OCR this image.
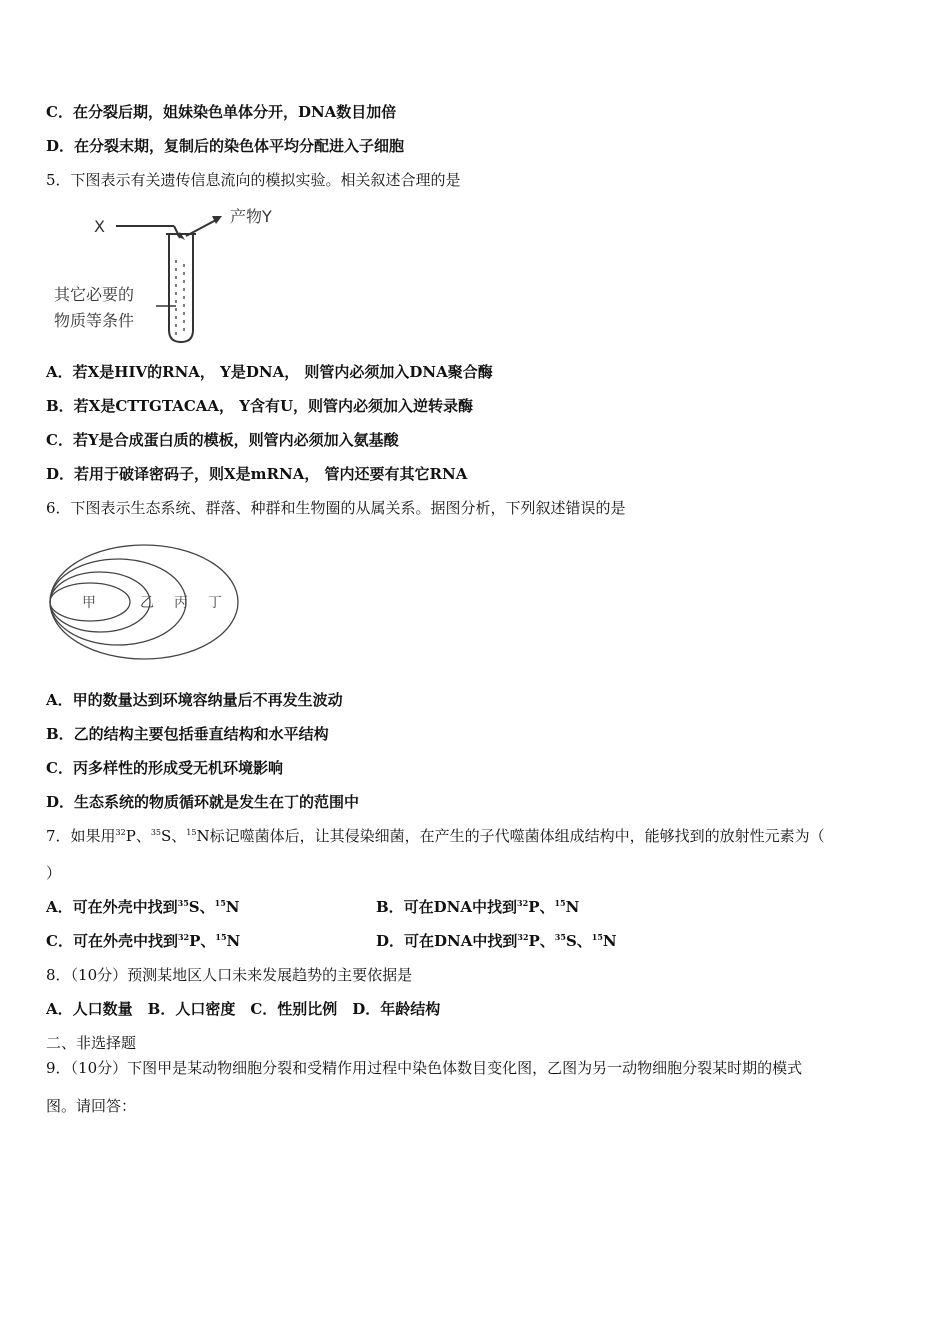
C．在分裂后期，姐妹染色单体分开，DNA数目加倍
D．在分裂末期，复制后的染色体平均分配进入子细胞
5．下图表示有关遗传信息流向的模拟实验。相关叙述合理的是
X
产物Y
其它必要的
物质等条件
A．若X是HIV的RNA， Y是DNA， 则管内必须加入DNA聚合酶
B．若X是CTTGTACAA， Y含有U，则管内必须加入逆转录酶
C．若Y是合成蛋白质的模板，则管内必须加入氨基酸
D．若用于破译密码子，则X是mRNA， 管内还要有其它RNA
6．下图表示生态系统、群落、种群和生物圈的从属关系。据图分析，下列叙述错误的是
甲	乙 丙 丁
A．甲的数量达到环境容纳量后不再发生波动
B．乙的结构主要包括垂直结构和水平结构
C．丙多样性的形成受无机环境影响
D．生态系统的物质循环就是发生在丁的范围中
7．如果用$^{32}$P、$^{35}$S、$^{15}$N标记噬菌体后，让其侵染细菌，在产生的子代噬菌体组成结构中，能够找到的放射性元素为（
）
A．可在外壳中找到$^{35}$S、$^{15}$N	B．可在DNA中找到$^{32}$P、$^{15}$N
C．可在外壳中找到$^{32}$P、$^{15}$N	D．可在DNA中找到$^{32}$P、$^{35}$S、$^{15}$N
8．（10分）预测某地区人口未来发展趋势的主要依据是
A．人口数量　B．人口密度　C．性别比例　D．年龄结构
二、非选择题
9．（10分）下图甲是某动物细胞分裂和受精作用过程中染色体数目变化图，乙图为另一动物细胞分裂某时期的模式
图。请回答：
==========
**TASK DETAILS:** In case the records contain pictures, keep those out and repeat the rest exactly.

**ANSWER BOX:**
OCR this image.
C．在分裂后期，姐妹染色单体分开，DNA数目加倍
D．在分裂末期，复制后的染色体平均分配进入子细胞
5．下图表示有关遗传信息流向的模拟实验。相关叙述合理的是
X
产物Y
其它必要的
物质等条件
A．若X是HIV的RNA， Y是DNA， 则管内必须加入DNA聚合酶
B．若X是CTTGTACAA， Y含有U，则管内必须加入逆转录酶
C．若Y是合成蛋白质的模板，则管内必须加入氨基酸
D．若用于破译密码子，则X是mRNA， 管内还要有其它RNA
6．下图表示生态系统、群落、种群和生物圈的从属关系。据图分析，下列叙述错误的是
甲	乙 丙 丁
A．甲的数量达到环境容纳量后不再发生波动
B．乙的结构主要包括垂直结构和水平结构
C．丙多样性的形成受无机环境影响
D．生态系统的物质循环就是发生在丁的范围中
7．如果用$^{32}$P、$^{35}$S、$^{15}$N标记噬菌体后，让其侵染细菌，在产生的子代噬菌体组成结构中，能够找到的放射性元素为（
）
A．可在外壳中找到$^{35}$S、$^{15}$N	B．可在DNA中找到$^{32}$P、$^{15}$N
C．可在外壳中找到$^{32}$P、$^{15}$N	D．可在DNA中找到$^{32}$P、$^{35}$S、$^{15}$N
8．（10分）预测某地区人口未来发展趋势的主要依据是
A．人口数量　B．人口密度　C．性别比例　D．年龄结构
二、非选择题
9．（10分）下图甲是某动物细胞分裂和受精作用过程中染色体数目变化图，乙图为另一动物细胞分裂某时期的模式
图。请回答：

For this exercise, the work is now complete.